- Written request
Below are some records: retype them all exactly, but not the pictures.

[Extracted data entries]

● ● ●

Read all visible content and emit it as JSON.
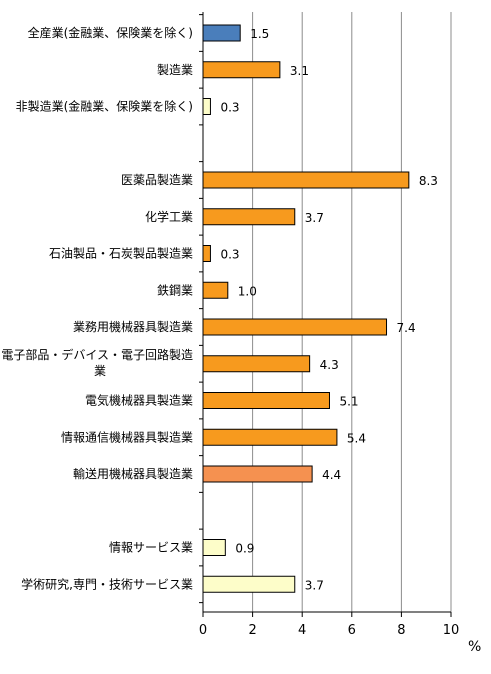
{
  "chart_data": {
    "type": "bar",
    "orientation": "horizontal",
    "categories": [
      "全産業(金融業、保険業を除く)",
      "製造業",
      "非製造業(金融業、保険業を除く)",
      "",
      "医薬品製造業",
      "化学工業",
      "石油製品・石炭製品製造業",
      "鉄鋼業",
      "業務用機械器具製造業",
      "電子部品・デバイス・電子回路製造業",
      "電気機械器具製造業",
      "情報通信機械器具製造業",
      "輸送用機械器具製造業",
      "",
      "情報サービス業",
      "学術研究,専門・技術サービス業"
    ],
    "category_label_lines": [
      [
        "全産業(金融業、保険業を除く)"
      ],
      [
        "製造業"
      ],
      [
        "非製造業(金融業、保険業を除く)"
      ],
      [],
      [
        "医薬品製造業"
      ],
      [
        "化学工業"
      ],
      [
        "石油製品・石炭製品製造業"
      ],
      [
        "鉄鋼業"
      ],
      [
        "業務用機械器具製造業"
      ],
      [
        "電子部品・デバイス・電子回路製造",
        "業"
      ],
      [
        "電気機械器具製造業"
      ],
      [
        "情報通信機械器具製造業"
      ],
      [
        "輸送用機械器具製造業"
      ],
      [],
      [
        "情報サービス業"
      ],
      [
        "学術研究,専門・技術サービス業"
      ]
    ],
    "values": [
      1.5,
      3.1,
      0.3,
      null,
      8.3,
      3.7,
      0.3,
      1.0,
      7.4,
      4.3,
      5.1,
      5.4,
      4.4,
      null,
      0.9,
      3.7
    ],
    "value_labels": [
      "1.5",
      "3.1",
      "0.3",
      "",
      "8.3",
      "3.7",
      "0.3",
      "1.0",
      "7.4",
      "4.3",
      "5.1",
      "5.4",
      "4.4",
      "",
      "0.9",
      "3.7"
    ],
    "bar_colors": [
      "#4a7ebb",
      "#f79a1e",
      "#fdfdc9",
      null,
      "#f79a1e",
      "#f79a1e",
      "#f79a1e",
      "#f79a1e",
      "#f79a1e",
      "#f79a1e",
      "#f79a1e",
      "#f79a1e",
      "#f59150",
      null,
      "#fdfdc9",
      "#fdfdc9"
    ],
    "xlim": [
      0,
      10
    ],
    "x_ticks": [
      "0",
      "2",
      "4",
      "6",
      "8",
      "10"
    ],
    "x_unit": "%",
    "grid": true,
    "legend": "none"
  }
}
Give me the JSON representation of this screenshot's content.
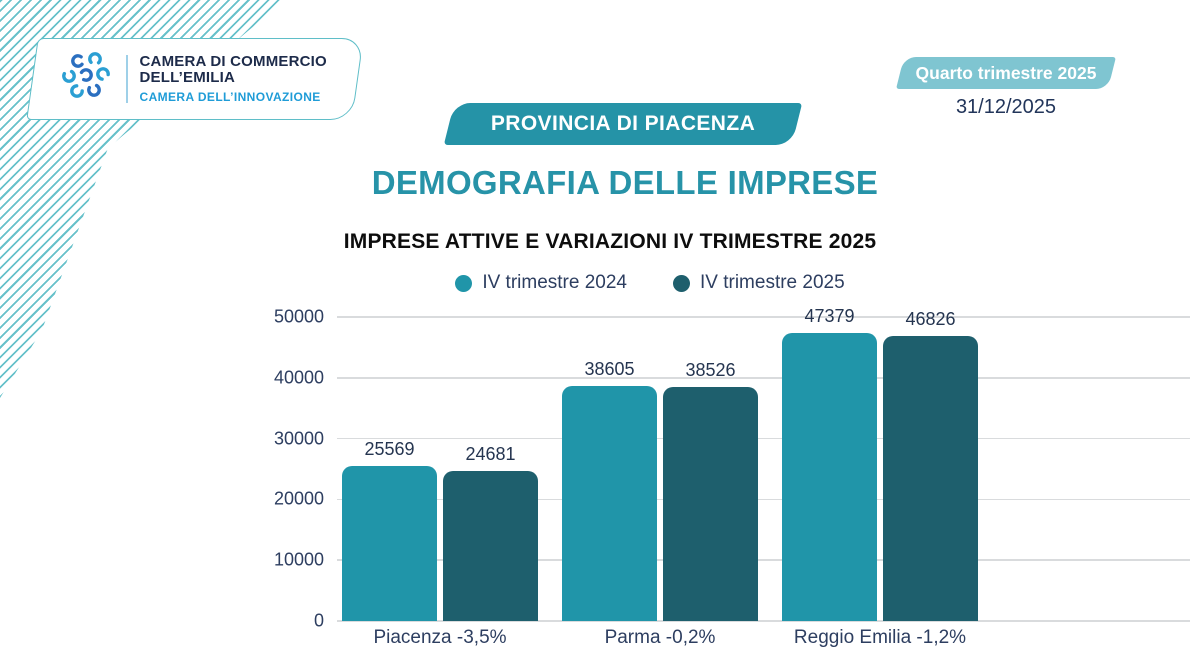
{
  "header": {
    "logo": {
      "line1": "CAMERA DI COMMERCIO",
      "line2": "DELL’EMILIA",
      "subtitle": "CAMERA DELL’INNOVAZIONE"
    },
    "period_badge": "Quarto trimestre 2025",
    "date": "31/12/2025",
    "province_banner": "PROVINCIA DI PIACENZA",
    "page_title": "DEMOGRAFIA DELLE IMPRESE"
  },
  "colors": {
    "series_2024": "#2095a9",
    "series_2025": "#1e5f6d",
    "badge_teal": "#7fc5d1",
    "banner_teal": "#2593a7",
    "title_teal": "#2793a8",
    "navy_text": "#2d3e60",
    "innovation_blue": "#1f9cd7",
    "stripe_teal": "#67c1ca",
    "gridline_gray": "#d9dbdd"
  },
  "chart_data": {
    "type": "bar",
    "title": "IMPRESE ATTIVE E VARIAZIONI IV TRIMESTRE 2025",
    "categories": [
      "Piacenza -3,5%",
      "Parma -0,2%",
      "Reggio Emilia -1,2%"
    ],
    "series": [
      {
        "name": "IV trimestre 2024",
        "color": "#2095a9",
        "values": [
          25569,
          38605,
          47379
        ]
      },
      {
        "name": "IV trimestre 2025",
        "color": "#1e5f6d",
        "values": [
          24681,
          38526,
          46826
        ]
      }
    ],
    "xlabel": "",
    "ylabel": "",
    "ylim": [
      0,
      50000
    ],
    "ytick_step": 10000,
    "grid": true,
    "legend_position": "top",
    "bar_value_labels": true
  }
}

● ● ●

- Solution for this exercise
Read all visible content and emit it as JSON.
{
  "chart_data": {
    "type": "bar",
    "orientation": "horizontal",
    "categories": [
      "全産業(金融業、保険業を除く)",
      "製造業",
      "非製造業(金融業、保険業を除く)",
      "",
      "医薬品製造業",
      "化学工業",
      "石油製品・石炭製品製造業",
      "鉄鋼業",
      "業務用機械器具製造業",
      "電子部品・デバイス・電子回路製造業",
      "電気機械器具製造業",
      "情報通信機械器具製造業",
      "輸送用機械器具製造業",
      "",
      "情報サービス業",
      "学術研究,専門・技術サービス業"
    ],
    "category_label_lines": [
      [
        "全産業(金融業、保険業を除く)"
      ],
      [
        "製造業"
      ],
      [
        "非製造業(金融業、保険業を除く)"
      ],
      [],
      [
        "医薬品製造業"
      ],
      [
        "化学工業"
      ],
      [
        "石油製品・石炭製品製造業"
      ],
      [
        "鉄鋼業"
      ],
      [
        "業務用機械器具製造業"
      ],
      [
        "電子部品・デバイス・電子回路製造",
        "業"
      ],
      [
        "電気機械器具製造業"
      ],
      [
        "情報通信機械器具製造業"
      ],
      [
        "輸送用機械器具製造業"
      ],
      [],
      [
        "情報サービス業"
      ],
      [
        "学術研究,専門・技術サービス業"
      ]
    ],
    "values": [
      1.5,
      3.1,
      0.3,
      null,
      8.3,
      3.7,
      0.3,
      1.0,
      7.4,
      4.3,
      5.1,
      5.4,
      4.4,
      null,
      0.9,
      3.7
    ],
    "value_labels": [
      "1.5",
      "3.1",
      "0.3",
      "",
      "8.3",
      "3.7",
      "0.3",
      "1.0",
      "7.4",
      "4.3",
      "5.1",
      "5.4",
      "4.4",
      "",
      "0.9",
      "3.7"
    ],
    "bar_colors": [
      "#4a7ebb",
      "#f79a1e",
      "#fdfdc9",
      null,
      "#f79a1e",
      "#f79a1e",
      "#f79a1e",
      "#f79a1e",
      "#f79a1e",
      "#f79a1e",
      "#f79a1e",
      "#f79a1e",
      "#f59150",
      null,
      "#fdfdc9",
      "#fdfdc9"
    ],
    "xlim": [
      0,
      10
    ],
    "x_ticks": [
      "0",
      "2",
      "4",
      "6",
      "8",
      "10"
    ],
    "x_unit": "%",
    "grid": true,
    "legend": "none"
  }
}
Give me the JSON representation of this screenshot's content.
{
  "header": {
    "logo": {
      "line1": "CAMERA DI COMMERCIO",
      "line2": "DELL’EMILIA",
      "subtitle": "CAMERA DELL’INNOVAZIONE"
    },
    "period_badge": "Quarto trimestre 2025",
    "date": "31/12/2025",
    "province_banner": "PROVINCIA DI PIACENZA",
    "page_title": "DEMOGRAFIA DELLE IMPRESE"
  },
  "colors": {
    "series_2024": "#2095a9",
    "series_2025": "#1e5f6d",
    "badge_teal": "#7fc5d1",
    "banner_teal": "#2593a7",
    "title_teal": "#2793a8",
    "navy_text": "#2d3e60",
    "innovation_blue": "#1f9cd7",
    "stripe_teal": "#67c1ca",
    "gridline_gray": "#d9dbdd"
  },
  "chart_data": {
    "type": "bar",
    "title": "IMPRESE ATTIVE E VARIAZIONI IV TRIMESTRE 2025",
    "categories": [
      "Piacenza -3,5%",
      "Parma -0,2%",
      "Reggio Emilia -1,2%"
    ],
    "series": [
      {
        "name": "IV trimestre 2024",
        "color": "#2095a9",
        "values": [
          25569,
          38605,
          47379
        ]
      },
      {
        "name": "IV trimestre 2025",
        "color": "#1e5f6d",
        "values": [
          24681,
          38526,
          46826
        ]
      }
    ],
    "xlabel": "",
    "ylabel": "",
    "ylim": [
      0,
      50000
    ],
    "ytick_step": 10000,
    "grid": true,
    "legend_position": "top",
    "bar_value_labels": true
  }
}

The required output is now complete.